Start

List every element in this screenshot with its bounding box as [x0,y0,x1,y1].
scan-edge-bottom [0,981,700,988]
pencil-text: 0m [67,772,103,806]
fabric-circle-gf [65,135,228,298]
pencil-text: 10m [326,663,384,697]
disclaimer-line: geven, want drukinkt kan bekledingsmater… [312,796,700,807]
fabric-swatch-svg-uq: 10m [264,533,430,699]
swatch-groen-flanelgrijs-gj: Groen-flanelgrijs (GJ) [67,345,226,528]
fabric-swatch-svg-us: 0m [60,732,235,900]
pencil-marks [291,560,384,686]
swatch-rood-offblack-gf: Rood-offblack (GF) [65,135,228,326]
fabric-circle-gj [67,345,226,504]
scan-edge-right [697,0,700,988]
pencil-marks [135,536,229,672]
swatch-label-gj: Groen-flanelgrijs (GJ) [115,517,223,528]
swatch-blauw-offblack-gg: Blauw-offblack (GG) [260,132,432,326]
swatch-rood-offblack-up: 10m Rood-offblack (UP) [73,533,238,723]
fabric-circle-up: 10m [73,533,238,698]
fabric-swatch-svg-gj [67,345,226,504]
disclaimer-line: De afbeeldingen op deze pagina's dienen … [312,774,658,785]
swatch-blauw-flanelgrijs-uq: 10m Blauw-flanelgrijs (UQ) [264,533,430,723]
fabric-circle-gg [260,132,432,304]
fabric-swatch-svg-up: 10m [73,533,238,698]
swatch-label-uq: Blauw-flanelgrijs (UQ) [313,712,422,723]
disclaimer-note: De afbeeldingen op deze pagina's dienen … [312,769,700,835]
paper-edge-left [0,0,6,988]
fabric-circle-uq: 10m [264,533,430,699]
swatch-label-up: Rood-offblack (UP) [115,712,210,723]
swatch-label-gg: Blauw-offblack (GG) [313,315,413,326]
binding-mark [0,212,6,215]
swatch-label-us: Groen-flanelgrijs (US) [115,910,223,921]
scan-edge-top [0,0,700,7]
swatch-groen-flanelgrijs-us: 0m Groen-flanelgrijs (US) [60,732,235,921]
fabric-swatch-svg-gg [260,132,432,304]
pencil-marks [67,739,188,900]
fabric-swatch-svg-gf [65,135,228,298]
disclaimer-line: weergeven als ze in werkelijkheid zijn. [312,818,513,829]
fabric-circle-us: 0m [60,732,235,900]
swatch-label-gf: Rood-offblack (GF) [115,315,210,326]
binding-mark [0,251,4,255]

End

• Required work
How many lines in the records above contain the word "dienen"? Reply with the number only.

• Task result
2